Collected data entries
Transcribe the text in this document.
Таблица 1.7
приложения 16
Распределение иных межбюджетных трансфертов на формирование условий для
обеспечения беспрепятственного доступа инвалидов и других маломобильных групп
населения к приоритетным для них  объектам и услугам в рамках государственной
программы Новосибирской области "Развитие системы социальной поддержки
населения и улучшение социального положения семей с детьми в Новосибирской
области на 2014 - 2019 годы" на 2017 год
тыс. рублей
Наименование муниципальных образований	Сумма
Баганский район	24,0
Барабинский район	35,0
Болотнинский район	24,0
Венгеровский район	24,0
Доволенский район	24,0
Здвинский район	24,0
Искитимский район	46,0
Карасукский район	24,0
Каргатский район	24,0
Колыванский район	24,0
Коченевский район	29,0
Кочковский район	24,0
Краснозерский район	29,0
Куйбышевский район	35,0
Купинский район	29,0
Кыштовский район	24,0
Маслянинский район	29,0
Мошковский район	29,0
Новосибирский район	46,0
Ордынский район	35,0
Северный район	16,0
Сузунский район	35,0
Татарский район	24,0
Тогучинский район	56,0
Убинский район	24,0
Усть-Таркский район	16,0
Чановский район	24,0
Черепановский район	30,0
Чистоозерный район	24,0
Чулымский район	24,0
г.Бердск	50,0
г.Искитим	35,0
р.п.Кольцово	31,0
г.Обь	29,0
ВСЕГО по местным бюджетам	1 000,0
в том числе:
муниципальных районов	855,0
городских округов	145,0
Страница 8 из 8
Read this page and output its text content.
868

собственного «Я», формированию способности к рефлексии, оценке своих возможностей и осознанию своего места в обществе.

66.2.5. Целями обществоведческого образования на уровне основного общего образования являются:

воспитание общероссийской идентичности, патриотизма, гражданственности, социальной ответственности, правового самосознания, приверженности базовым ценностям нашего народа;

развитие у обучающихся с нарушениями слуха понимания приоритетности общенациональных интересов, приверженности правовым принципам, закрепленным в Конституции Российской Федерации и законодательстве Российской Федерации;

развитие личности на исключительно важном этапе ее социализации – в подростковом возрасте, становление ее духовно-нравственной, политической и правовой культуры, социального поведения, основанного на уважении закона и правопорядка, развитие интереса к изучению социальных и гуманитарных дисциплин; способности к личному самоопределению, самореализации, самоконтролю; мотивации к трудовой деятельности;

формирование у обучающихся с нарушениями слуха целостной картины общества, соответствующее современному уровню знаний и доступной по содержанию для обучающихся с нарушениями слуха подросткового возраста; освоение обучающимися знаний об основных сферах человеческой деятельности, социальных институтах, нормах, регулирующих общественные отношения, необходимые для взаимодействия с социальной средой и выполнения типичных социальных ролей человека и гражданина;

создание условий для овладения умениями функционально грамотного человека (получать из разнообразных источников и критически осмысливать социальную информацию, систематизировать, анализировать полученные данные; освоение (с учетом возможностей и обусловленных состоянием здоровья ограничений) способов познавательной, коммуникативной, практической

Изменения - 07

**What to work on:**
List each line holding the string "области".

**Problem solution:**
программы Новосибирской области "Развитие системы социальной поддержки
области на 2014 - 2019 годы" на 2017 год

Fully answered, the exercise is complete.